#### Your objective:
Show every line in the entries below where the word "ylabel" appears.

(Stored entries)
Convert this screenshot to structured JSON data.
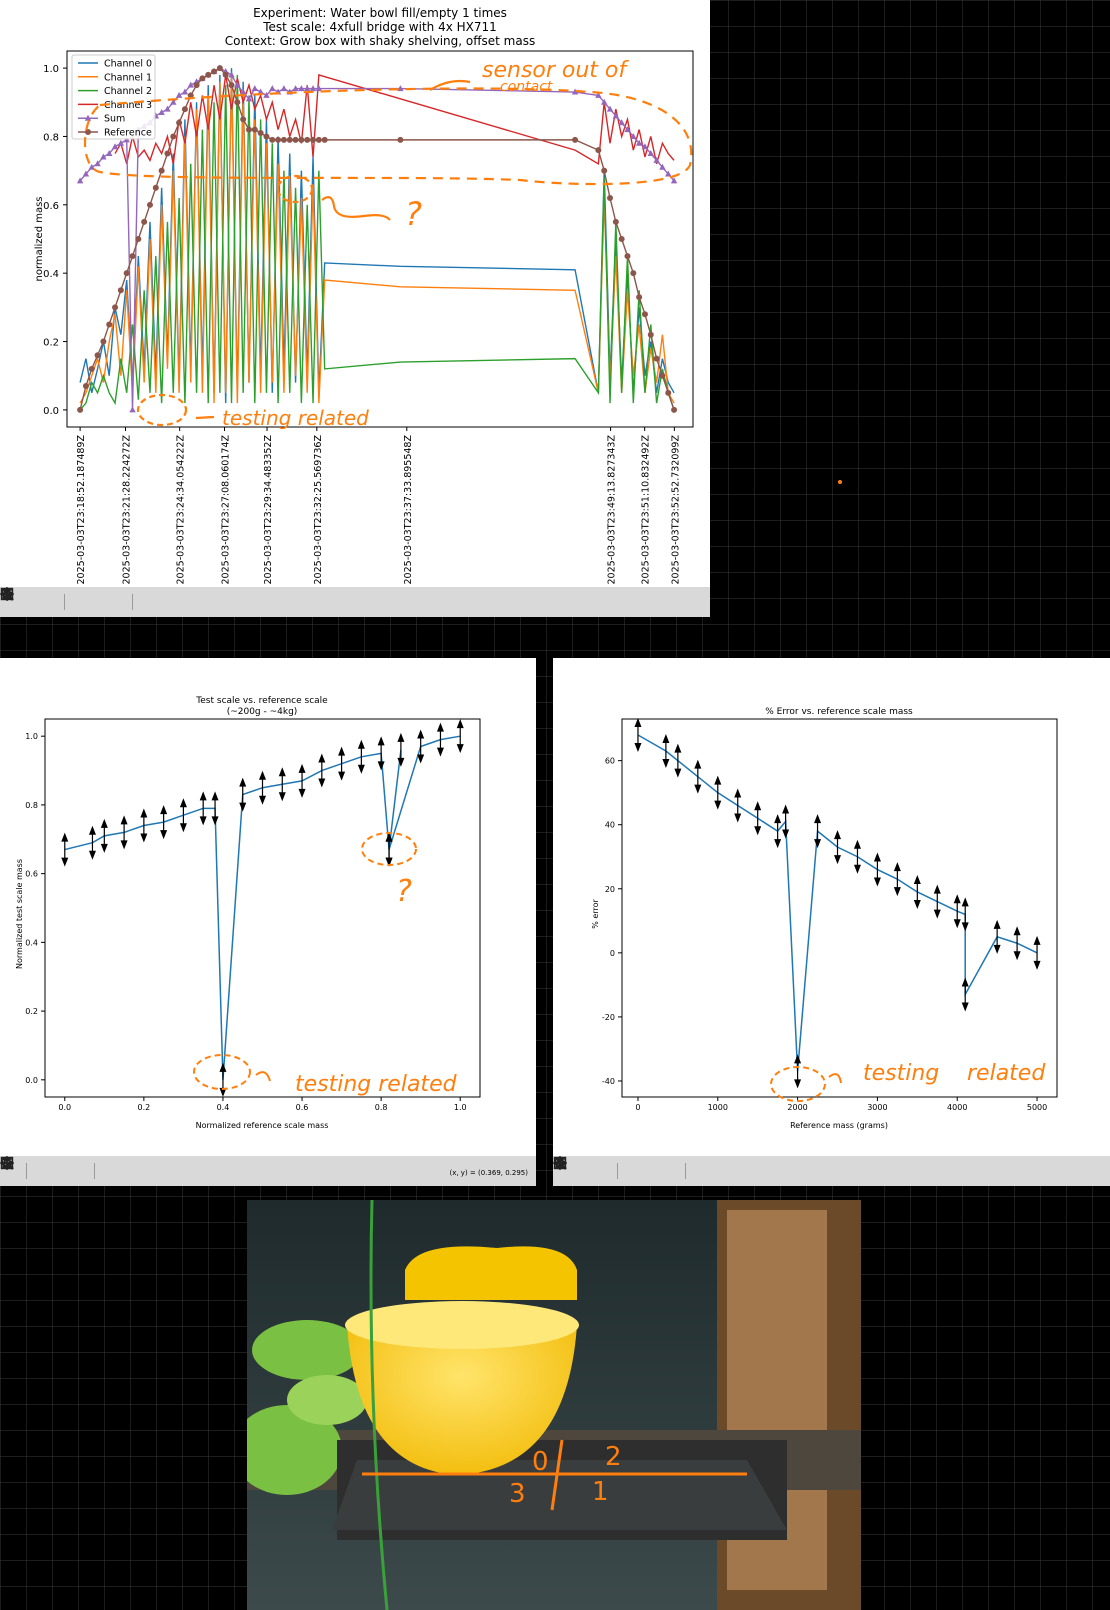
{
  "chart_data": [
    {
      "type": "line",
      "title": "Experiment: Water bowl fill/empty 1 times",
      "subtitle": "Test scale: 4xfull bridge with 4x HX711",
      "subtitle2": "Context: Grow box with shaky shelving, offset mass",
      "ylabel": "normalized mass",
      "xlabel": "",
      "ylim": [
        -0.05,
        1.05
      ],
      "yticks": [
        "0.0",
        "0.2",
        "0.4",
        "0.6",
        "0.8",
        "1.0"
      ],
      "xticks": [
        "2025-03-03T23:18:52.187489Z",
        "2025-03-03T23:21:28.224272Z",
        "2025-03-03T23:24:34.054222Z",
        "2025-03-03T23:27:08.060174Z",
        "2025-03-03T23:29:34.483352Z",
        "2025-03-03T23:32:25.569736Z",
        "2025-03-03T23:37:33.895548Z",
        "2025-03-03T23:49:13.827343Z",
        "2025-03-03T23:51:10.832492Z",
        "2025-03-03T23:52:52.732099Z"
      ],
      "xtick_seconds": [
        0,
        156,
        342,
        496,
        642,
        813,
        1122,
        1822,
        1939,
        2041
      ],
      "xlim_seconds": [
        -45,
        2105
      ],
      "legend": [
        "Channel 0",
        "Channel 1",
        "Channel 2",
        "Channel 3",
        "Sum",
        "Reference"
      ],
      "legend_position": "top-left",
      "series": [
        {
          "name": "Channel 0",
          "color": "#1f77b4",
          "x": [
            0,
            20,
            40,
            60,
            80,
            100,
            120,
            140,
            160,
            180,
            200,
            220,
            240,
            260,
            280,
            300,
            320,
            340,
            360,
            380,
            400,
            420,
            440,
            460,
            480,
            500,
            520,
            540,
            560,
            580,
            600,
            620,
            640,
            660,
            680,
            700,
            720,
            740,
            760,
            780,
            800,
            820,
            840,
            1100,
            1700,
            1780,
            1800,
            1820,
            1840,
            1860,
            1880,
            1900,
            1920,
            1940,
            1960,
            1980,
            2000,
            2020,
            2040
          ],
          "y": [
            0.08,
            0.15,
            0.05,
            0.12,
            0.2,
            0.1,
            0.3,
            0.22,
            0.38,
            0.08,
            0.45,
            0.12,
            0.55,
            0.1,
            0.65,
            0.15,
            0.75,
            0.08,
            0.85,
            0.12,
            0.9,
            0.1,
            0.95,
            0.05,
            0.98,
            0.02,
            1.0,
            0.05,
            0.96,
            0.08,
            0.92,
            0.1,
            0.85,
            0.05,
            0.8,
            0.12,
            0.75,
            0.08,
            0.7,
            0.1,
            0.74,
            0.05,
            0.43,
            0.42,
            0.41,
            0.05,
            0.7,
            0.1,
            0.5,
            0.08,
            0.4,
            0.05,
            0.3,
            0.1,
            0.2,
            0.05,
            0.15,
            0.08,
            0.05
          ]
        },
        {
          "name": "Channel 1",
          "color": "#ff7f0e",
          "x": [
            0,
            20,
            40,
            60,
            80,
            100,
            120,
            140,
            160,
            180,
            200,
            220,
            240,
            260,
            280,
            300,
            320,
            340,
            360,
            380,
            400,
            420,
            440,
            460,
            480,
            500,
            520,
            540,
            560,
            580,
            600,
            620,
            640,
            660,
            680,
            700,
            720,
            740,
            760,
            780,
            800,
            820,
            840,
            1100,
            1700,
            1780,
            1800,
            1820,
            1840,
            1860,
            1880,
            1900,
            1920,
            1940,
            1960,
            1980,
            2000,
            2020,
            2040
          ],
          "y": [
            0.02,
            0.05,
            0.1,
            0.15,
            0.08,
            0.2,
            0.28,
            0.1,
            0.35,
            0.05,
            0.42,
            0.08,
            0.5,
            0.05,
            0.6,
            0.12,
            0.7,
            0.05,
            0.8,
            0.08,
            0.88,
            0.05,
            0.92,
            0.02,
            0.96,
            0.05,
            0.98,
            0.02,
            0.92,
            0.08,
            0.85,
            0.05,
            0.78,
            0.08,
            0.72,
            0.05,
            0.68,
            0.1,
            0.62,
            0.05,
            0.66,
            0.02,
            0.38,
            0.36,
            0.35,
            0.05,
            0.62,
            0.08,
            0.45,
            0.05,
            0.35,
            0.1,
            0.25,
            0.05,
            0.18,
            0.08,
            0.22,
            0.05,
            0.02
          ]
        },
        {
          "name": "Channel 2",
          "color": "#2ca02c",
          "x": [
            0,
            20,
            40,
            60,
            80,
            100,
            120,
            140,
            160,
            180,
            200,
            220,
            240,
            260,
            280,
            300,
            320,
            340,
            360,
            380,
            400,
            420,
            440,
            460,
            480,
            500,
            520,
            540,
            560,
            580,
            600,
            620,
            640,
            660,
            680,
            700,
            720,
            740,
            760,
            780,
            800,
            820,
            840,
            1100,
            1700,
            1780,
            1800,
            1820,
            1840,
            1860,
            1880,
            1900,
            1920,
            1940,
            1960,
            1980,
            2000,
            2020,
            2040
          ],
          "y": [
            0.0,
            0.02,
            0.08,
            0.05,
            0.1,
            0.05,
            0.02,
            0.15,
            0.05,
            0.25,
            0.03,
            0.35,
            0.05,
            0.45,
            0.02,
            0.55,
            0.05,
            0.62,
            0.02,
            0.72,
            0.05,
            0.82,
            0.02,
            0.9,
            0.05,
            0.95,
            0.02,
            0.98,
            0.05,
            0.92,
            0.02,
            0.85,
            0.05,
            0.78,
            0.02,
            0.7,
            0.05,
            0.65,
            0.02,
            0.6,
            0.02,
            0.7,
            0.12,
            0.14,
            0.15,
            0.05,
            0.68,
            0.02,
            0.55,
            0.05,
            0.45,
            0.02,
            0.35,
            0.05,
            0.25,
            0.02,
            0.12,
            0.05,
            0.0
          ]
        },
        {
          "name": "Channel 3",
          "color": "#d62728",
          "x": [
            120,
            140,
            160,
            180,
            200,
            220,
            240,
            260,
            280,
            300,
            320,
            340,
            360,
            380,
            400,
            420,
            440,
            460,
            480,
            500,
            520,
            540,
            560,
            580,
            600,
            620,
            640,
            660,
            680,
            700,
            720,
            740,
            760,
            780,
            800,
            820,
            1700,
            1780,
            1800,
            1820,
            1840,
            1860,
            1880,
            1900,
            1920,
            1940,
            1960,
            1980,
            2000,
            2020,
            2040
          ],
          "y": [
            0.75,
            0.78,
            0.72,
            0.8,
            0.74,
            0.76,
            0.73,
            0.78,
            0.75,
            0.8,
            0.72,
            0.85,
            0.78,
            0.9,
            0.8,
            0.92,
            0.82,
            0.95,
            0.85,
            0.98,
            0.88,
            0.97,
            0.9,
            0.95,
            0.88,
            0.92,
            0.85,
            0.9,
            0.82,
            0.88,
            0.8,
            0.85,
            0.78,
            0.95,
            0.74,
            0.98,
            0.76,
            0.72,
            0.9,
            0.78,
            0.88,
            0.8,
            0.85,
            0.76,
            0.82,
            0.74,
            0.8,
            0.72,
            0.78,
            0.75,
            0.73
          ]
        },
        {
          "name": "Sum",
          "color": "#9467bd",
          "marker": "triangle",
          "x": [
            0,
            20,
            40,
            60,
            80,
            100,
            120,
            140,
            160,
            180,
            200,
            220,
            240,
            260,
            280,
            300,
            320,
            340,
            360,
            380,
            400,
            420,
            440,
            460,
            480,
            500,
            520,
            540,
            560,
            580,
            600,
            620,
            640,
            660,
            680,
            700,
            720,
            740,
            760,
            780,
            800,
            820,
            1100,
            1700,
            1780,
            1800,
            1820,
            1840,
            1860,
            1880,
            1900,
            1920,
            1940,
            1960,
            1980,
            2000,
            2020,
            2040
          ],
          "y": [
            0.67,
            0.69,
            0.71,
            0.72,
            0.74,
            0.75,
            0.77,
            0.78,
            0.79,
            0.0,
            0.82,
            0.83,
            0.84,
            0.86,
            0.87,
            0.88,
            0.9,
            0.92,
            0.93,
            0.95,
            0.96,
            0.97,
            0.98,
            0.99,
            1.0,
            0.99,
            0.98,
            0.95,
            0.93,
            0.91,
            0.94,
            0.93,
            0.92,
            0.94,
            0.93,
            0.94,
            0.93,
            0.94,
            0.94,
            0.94,
            0.94,
            0.94,
            0.94,
            0.93,
            0.92,
            0.9,
            0.88,
            0.86,
            0.84,
            0.82,
            0.8,
            0.78,
            0.77,
            0.75,
            0.73,
            0.71,
            0.69,
            0.67
          ]
        },
        {
          "name": "Reference",
          "color": "#8c564b",
          "marker": "circle",
          "x": [
            0,
            20,
            40,
            60,
            80,
            100,
            120,
            140,
            160,
            180,
            200,
            220,
            240,
            260,
            280,
            300,
            320,
            340,
            360,
            380,
            400,
            420,
            440,
            460,
            480,
            500,
            520,
            540,
            560,
            580,
            600,
            620,
            640,
            660,
            680,
            700,
            720,
            740,
            760,
            780,
            800,
            820,
            840,
            1100,
            1700,
            1780,
            1800,
            1820,
            1840,
            1860,
            1880,
            1900,
            1920,
            1940,
            1960,
            1980,
            2000,
            2020,
            2040
          ],
          "y": [
            0.0,
            0.07,
            0.12,
            0.16,
            0.2,
            0.25,
            0.3,
            0.35,
            0.4,
            0.45,
            0.5,
            0.55,
            0.6,
            0.65,
            0.7,
            0.75,
            0.8,
            0.84,
            0.88,
            0.92,
            0.95,
            0.97,
            0.98,
            0.99,
            1.0,
            0.98,
            0.95,
            0.9,
            0.85,
            0.82,
            0.82,
            0.81,
            0.8,
            0.79,
            0.79,
            0.79,
            0.79,
            0.79,
            0.79,
            0.79,
            0.79,
            0.79,
            0.79,
            0.79,
            0.79,
            0.76,
            0.7,
            0.62,
            0.55,
            0.5,
            0.45,
            0.4,
            0.33,
            0.28,
            0.22,
            0.15,
            0.1,
            0.05,
            0.0
          ]
        }
      ]
    },
    {
      "type": "line",
      "title": "Test scale vs. reference scale",
      "subtitle": "(~200g - ~4kg)",
      "xlabel": "Normalized reference scale mass",
      "ylabel": "Normalized test scale mass",
      "xlim": [
        -0.05,
        1.05
      ],
      "ylim": [
        -0.05,
        1.05
      ],
      "xticks": [
        "0.0",
        "0.2",
        "0.4",
        "0.6",
        "0.8",
        "1.0"
      ],
      "yticks": [
        "0.0",
        "0.2",
        "0.4",
        "0.6",
        "0.8",
        "1.0"
      ],
      "color": "#1f77b4",
      "x": [
        0.0,
        0.07,
        0.1,
        0.15,
        0.2,
        0.25,
        0.3,
        0.35,
        0.38,
        0.4,
        0.45,
        0.5,
        0.55,
        0.6,
        0.65,
        0.7,
        0.75,
        0.8,
        0.82,
        0.85,
        0.82,
        0.9,
        0.95,
        1.0
      ],
      "y": [
        0.67,
        0.69,
        0.71,
        0.72,
        0.74,
        0.75,
        0.77,
        0.79,
        0.79,
        0.0,
        0.83,
        0.85,
        0.86,
        0.87,
        0.9,
        0.92,
        0.94,
        0.95,
        0.67,
        0.96,
        0.67,
        0.97,
        0.99,
        1.0
      ]
    },
    {
      "type": "line",
      "title": "% Error vs. reference scale mass",
      "xlabel": "Reference mass (grams)",
      "ylabel": "% error",
      "xlim": [
        -200,
        5250
      ],
      "ylim": [
        -45,
        73
      ],
      "xticks": [
        "0",
        "1000",
        "2000",
        "3000",
        "4000",
        "5000"
      ],
      "yticks": [
        "-40",
        "-20",
        "0",
        "20",
        "40",
        "60"
      ],
      "color": "#1f77b4",
      "x": [
        0,
        350,
        500,
        750,
        1000,
        1250,
        1500,
        1750,
        1850,
        2000,
        2250,
        2500,
        2750,
        3000,
        3250,
        3500,
        3750,
        4000,
        4100,
        4100,
        4500,
        4750,
        5000
      ],
      "y": [
        68,
        63,
        60,
        55,
        50,
        46,
        42,
        38,
        41,
        -37,
        38,
        33,
        30,
        26,
        23,
        19,
        16,
        13,
        12,
        -13,
        5,
        3,
        0
      ]
    }
  ],
  "annotations": {
    "top": [
      "sensor out of",
      "contact",
      "?",
      "testing related"
    ],
    "left": [
      "?",
      "testing related"
    ],
    "right": [
      "testing",
      "related"
    ],
    "photo_marks": [
      "0",
      "2",
      "3",
      "1"
    ]
  },
  "windows": {
    "bottom_left": {
      "coordinate_readout": "(x, y) = (0.369, 0.295)"
    }
  },
  "toolbar_icons": [
    "home-icon",
    "back-arrow-icon",
    "forward-arrow-icon",
    "pan-icon",
    "zoom-icon",
    "configure-subplots-icon",
    "save-icon"
  ],
  "colors": {
    "annotation": "#ff7f0e",
    "toolbar": "#d9d9d9",
    "background": "#000000",
    "grid": "#3a3a3a"
  }
}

#### Exercise solution:
      "ylabel": "normalized mass",
      "ylabel": "Normalized test scale mass",
      "ylabel": "% error",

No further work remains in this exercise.